What the exercise asks: Write the data out again exactly, with no pictures.

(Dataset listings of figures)
######

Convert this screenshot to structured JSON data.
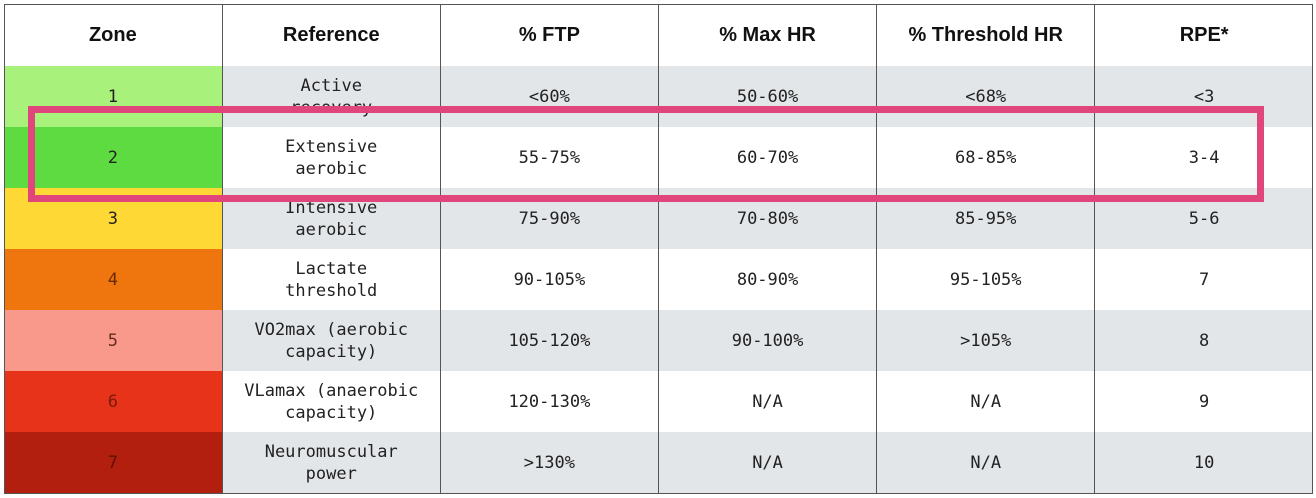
{
  "table": {
    "header": [
      "Zone",
      "Reference",
      "% FTP",
      "% Max HR",
      "% Threshold HR",
      "RPE*"
    ],
    "rows": [
      [
        "1",
        "Active\nrecovery",
        "<60%",
        "50-60%",
        "<68%",
        "<3"
      ],
      [
        "2",
        "Extensive\naerobic",
        "55-75%",
        "60-70%",
        "68-85%",
        "3-4"
      ],
      [
        "3",
        "Intensive\naerobic",
        "75-90%",
        "70-80%",
        "85-95%",
        "5-6"
      ],
      [
        "4",
        "Lactate\nthreshold",
        "90-105%",
        "80-90%",
        "95-105%",
        "7"
      ],
      [
        "5",
        "VO2max (aerobic\ncapacity)",
        "105-120%",
        "90-100%",
        ">105%",
        "8"
      ],
      [
        "6",
        "VLamax (anaerobic\ncapacity)",
        "120-130%",
        "N/A",
        "N/A",
        "9"
      ],
      [
        "7",
        "Neuromuscular\npower",
        ">130%",
        "N/A",
        "N/A",
        "10"
      ]
    ]
  }
}
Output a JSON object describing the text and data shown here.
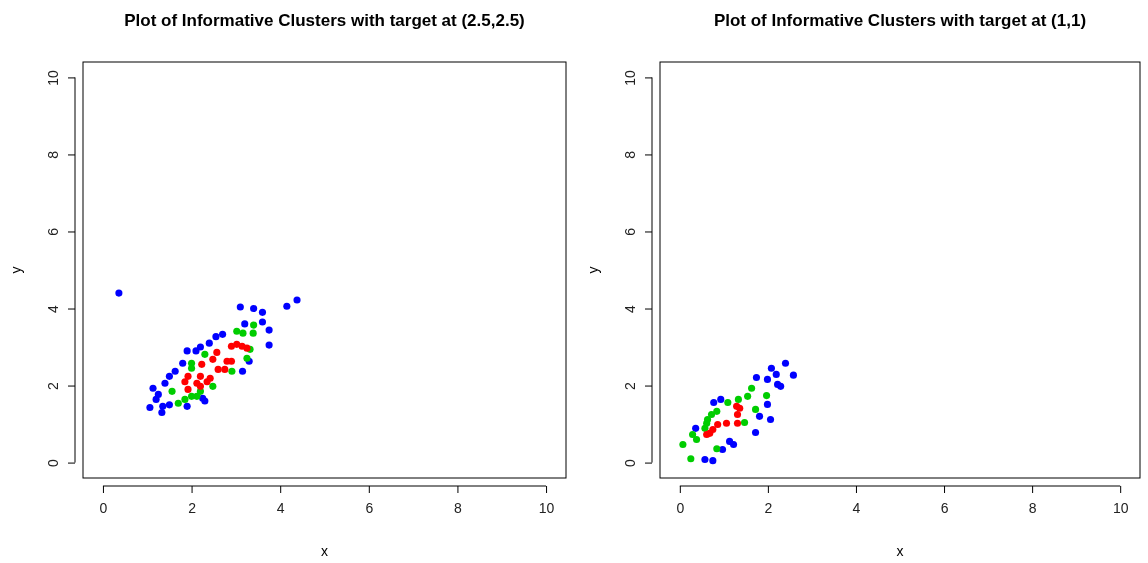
{
  "chart_data": [
    {
      "type": "scatter",
      "title": "Plot of Informative Clusters with target at (2.5,2.5)",
      "xlabel": "x",
      "ylabel": "y",
      "xlim": [
        -0.45,
        10.45
      ],
      "ylim": [
        -0.4,
        10.4
      ],
      "xticks": [
        0,
        2,
        4,
        6,
        8,
        10
      ],
      "yticks": [
        0,
        2,
        4,
        6,
        8,
        10
      ],
      "marker": "circle",
      "series": [
        {
          "color": "#0000ff",
          "x": [
            0.36,
            3.1,
            3.4,
            3.6,
            3.6,
            4.15,
            4.38,
            3.2,
            3.75,
            3.75,
            2.7,
            2.55,
            2.4,
            2.2,
            2.1,
            1.9,
            3.3,
            3.15,
            1.8,
            1.63,
            1.5,
            1.4,
            1.13,
            1.25,
            1.2,
            1.06,
            1.35,
            1.5,
            1.33,
            1.9,
            2.3,
            2.25
          ],
          "values": [
            4.4,
            4.04,
            4.0,
            3.9,
            3.65,
            4.06,
            4.22,
            3.6,
            3.44,
            3.05,
            3.33,
            3.27,
            3.1,
            3.0,
            2.9,
            2.9,
            2.63,
            2.37,
            2.58,
            2.37,
            2.24,
            2.06,
            1.93,
            1.77,
            1.64,
            1.43,
            1.46,
            1.5,
            1.3,
            1.46,
            1.6,
            1.67
          ]
        },
        {
          "color": "#00cd00",
          "x": [
            3.02,
            3.16,
            3.4,
            3.39,
            3.32,
            3.25,
            2.91,
            2.3,
            2.0,
            2.0,
            1.56,
            2.2,
            2.12,
            2.0,
            2.48,
            1.7,
            1.85
          ],
          "values": [
            3.41,
            3.36,
            3.57,
            3.36,
            2.94,
            2.71,
            2.37,
            2.81,
            2.58,
            2.45,
            1.85,
            1.85,
            1.72,
            1.72,
            1.98,
            1.54,
            1.64
          ]
        },
        {
          "color": "#ff0000",
          "x": [
            3.02,
            2.9,
            3.14,
            3.25,
            2.57,
            2.48,
            2.8,
            2.9,
            2.6,
            2.75,
            2.23,
            2.2,
            1.92,
            1.85,
            2.42,
            2.35,
            2.12,
            1.92,
            2.2
          ],
          "values": [
            3.07,
            3.02,
            3.02,
            2.97,
            2.86,
            2.68,
            2.63,
            2.63,
            2.42,
            2.42,
            2.55,
            2.24,
            2.24,
            2.1,
            2.19,
            2.1,
            2.06,
            1.9,
            1.98
          ]
        }
      ]
    },
    {
      "type": "scatter",
      "title": "Plot of Informative Clusters with target at (1,1)",
      "xlabel": "x",
      "ylabel": "y",
      "xlim": [
        -0.45,
        10.45
      ],
      "ylim": [
        -0.4,
        10.4
      ],
      "xticks": [
        0,
        2,
        4,
        6,
        8,
        10
      ],
      "yticks": [
        0,
        2,
        4,
        6,
        8,
        10
      ],
      "marker": "circle",
      "series": [
        {
          "color": "#0000ff",
          "x": [
            2.4,
            2.58,
            2.08,
            2.19,
            1.99,
            1.74,
            2.22,
            2.29,
            1.99,
            2.06,
            1.81,
            1.72,
            0.93,
            0.77,
            0.36,
            1.13,
            1.22,
            0.97,
            0.57,
            0.75
          ],
          "values": [
            2.58,
            2.27,
            2.45,
            2.29,
            2.16,
            2.21,
            2.03,
            1.98,
            1.51,
            1.12,
            1.2,
            0.78,
            1.64,
            1.56,
            0.89,
            0.55,
            0.47,
            0.34,
            0.08,
            0.05
          ]
        },
        {
          "color": "#00cd00",
          "x": [
            1.63,
            1.54,
            1.97,
            1.33,
            1.09,
            0.84,
            0.72,
            0.63,
            0.61,
            0.57,
            1.72,
            1.47,
            0.29,
            0.38,
            0.07,
            0.84,
            0.25
          ],
          "values": [
            1.93,
            1.72,
            1.74,
            1.64,
            1.56,
            1.33,
            1.25,
            1.12,
            1.02,
            0.89,
            1.38,
            1.04,
            0.73,
            0.6,
            0.47,
            0.36,
            0.1
          ]
        },
        {
          "color": "#ff0000",
          "x": [
            1.29,
            1.36,
            1.31,
            1.31,
            1.06,
            0.86,
            0.75,
            0.68,
            0.61
          ],
          "values": [
            1.46,
            1.41,
            1.25,
            1.02,
            1.02,
            0.99,
            0.86,
            0.76,
            0.73
          ]
        }
      ]
    }
  ]
}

######

Expected output:
Convert this screenshot to structured JSON data.
{
  "table": {
    "header": [
      "Zone",
      "Reference",
      "% FTP",
      "% Max HR",
      "% Threshold HR",
      "RPE*"
    ],
    "rows": [
      [
        "1",
        "Active\nrecovery",
        "<60%",
        "50-60%",
        "<68%",
        "<3"
      ],
      [
        "2",
        "Extensive\naerobic",
        "55-75%",
        "60-70%",
        "68-85%",
        "3-4"
      ],
      [
        "3",
        "Intensive\naerobic",
        "75-90%",
        "70-80%",
        "85-95%",
        "5-6"
      ],
      [
        "4",
        "Lactate\nthreshold",
        "90-105%",
        "80-90%",
        "95-105%",
        "7"
      ],
      [
        "5",
        "VO2max (aerobic\ncapacity)",
        "105-120%",
        "90-100%",
        ">105%",
        "8"
      ],
      [
        "6",
        "VLamax (anaerobic\ncapacity)",
        "120-130%",
        "N/A",
        "N/A",
        "9"
      ],
      [
        "7",
        "Neuromuscular\npower",
        ">130%",
        "N/A",
        "N/A",
        "10"
      ]
    ]
  }
}
Output a JSON object describing the text and data shown here.
{
  "chart_data": [
    {
      "type": "scatter",
      "title": "Plot of Informative Clusters with target at (2.5,2.5)",
      "xlabel": "x",
      "ylabel": "y",
      "xlim": [
        -0.45,
        10.45
      ],
      "ylim": [
        -0.4,
        10.4
      ],
      "xticks": [
        0,
        2,
        4,
        6,
        8,
        10
      ],
      "yticks": [
        0,
        2,
        4,
        6,
        8,
        10
      ],
      "marker": "circle",
      "series": [
        {
          "color": "#0000ff",
          "x": [
            0.36,
            3.1,
            3.4,
            3.6,
            3.6,
            4.15,
            4.38,
            3.2,
            3.75,
            3.75,
            2.7,
            2.55,
            2.4,
            2.2,
            2.1,
            1.9,
            3.3,
            3.15,
            1.8,
            1.63,
            1.5,
            1.4,
            1.13,
            1.25,
            1.2,
            1.06,
            1.35,
            1.5,
            1.33,
            1.9,
            2.3,
            2.25
          ],
          "values": [
            4.4,
            4.04,
            4.0,
            3.9,
            3.65,
            4.06,
            4.22,
            3.6,
            3.44,
            3.05,
            3.33,
            3.27,
            3.1,
            3.0,
            2.9,
            2.9,
            2.63,
            2.37,
            2.58,
            2.37,
            2.24,
            2.06,
            1.93,
            1.77,
            1.64,
            1.43,
            1.46,
            1.5,
            1.3,
            1.46,
            1.6,
            1.67
          ]
        },
        {
          "color": "#00cd00",
          "x": [
            3.02,
            3.16,
            3.4,
            3.39,
            3.32,
            3.25,
            2.91,
            2.3,
            2.0,
            2.0,
            1.56,
            2.2,
            2.12,
            2.0,
            2.48,
            1.7,
            1.85
          ],
          "values": [
            3.41,
            3.36,
            3.57,
            3.36,
            2.94,
            2.71,
            2.37,
            2.81,
            2.58,
            2.45,
            1.85,
            1.85,
            1.72,
            1.72,
            1.98,
            1.54,
            1.64
          ]
        },
        {
          "color": "#ff0000",
          "x": [
            3.02,
            2.9,
            3.14,
            3.25,
            2.57,
            2.48,
            2.8,
            2.9,
            2.6,
            2.75,
            2.23,
            2.2,
            1.92,
            1.85,
            2.42,
            2.35,
            2.12,
            1.92,
            2.2
          ],
          "values": [
            3.07,
            3.02,
            3.02,
            2.97,
            2.86,
            2.68,
            2.63,
            2.63,
            2.42,
            2.42,
            2.55,
            2.24,
            2.24,
            2.1,
            2.19,
            2.1,
            2.06,
            1.9,
            1.98
          ]
        }
      ]
    },
    {
      "type": "scatter",
      "title": "Plot of Informative Clusters with target at (1,1)",
      "xlabel": "x",
      "ylabel": "y",
      "xlim": [
        -0.45,
        10.45
      ],
      "ylim": [
        -0.4,
        10.4
      ],
      "xticks": [
        0,
        2,
        4,
        6,
        8,
        10
      ],
      "yticks": [
        0,
        2,
        4,
        6,
        8,
        10
      ],
      "marker": "circle",
      "series": [
        {
          "color": "#0000ff",
          "x": [
            2.4,
            2.58,
            2.08,
            2.19,
            1.99,
            1.74,
            2.22,
            2.29,
            1.99,
            2.06,
            1.81,
            1.72,
            0.93,
            0.77,
            0.36,
            1.13,
            1.22,
            0.97,
            0.57,
            0.75
          ],
          "values": [
            2.58,
            2.27,
            2.45,
            2.29,
            2.16,
            2.21,
            2.03,
            1.98,
            1.51,
            1.12,
            1.2,
            0.78,
            1.64,
            1.56,
            0.89,
            0.55,
            0.47,
            0.34,
            0.08,
            0.05
          ]
        },
        {
          "color": "#00cd00",
          "x": [
            1.63,
            1.54,
            1.97,
            1.33,
            1.09,
            0.84,
            0.72,
            0.63,
            0.61,
            0.57,
            1.72,
            1.47,
            0.29,
            0.38,
            0.07,
            0.84,
            0.25
          ],
          "values": [
            1.93,
            1.72,
            1.74,
            1.64,
            1.56,
            1.33,
            1.25,
            1.12,
            1.02,
            0.89,
            1.38,
            1.04,
            0.73,
            0.6,
            0.47,
            0.36,
            0.1
          ]
        },
        {
          "color": "#ff0000",
          "x": [
            1.29,
            1.36,
            1.31,
            1.31,
            1.06,
            0.86,
            0.75,
            0.68,
            0.61
          ],
          "values": [
            1.46,
            1.41,
            1.25,
            1.02,
            1.02,
            0.99,
            0.86,
            0.76,
            0.73
          ]
        }
      ]
    }
  ]
}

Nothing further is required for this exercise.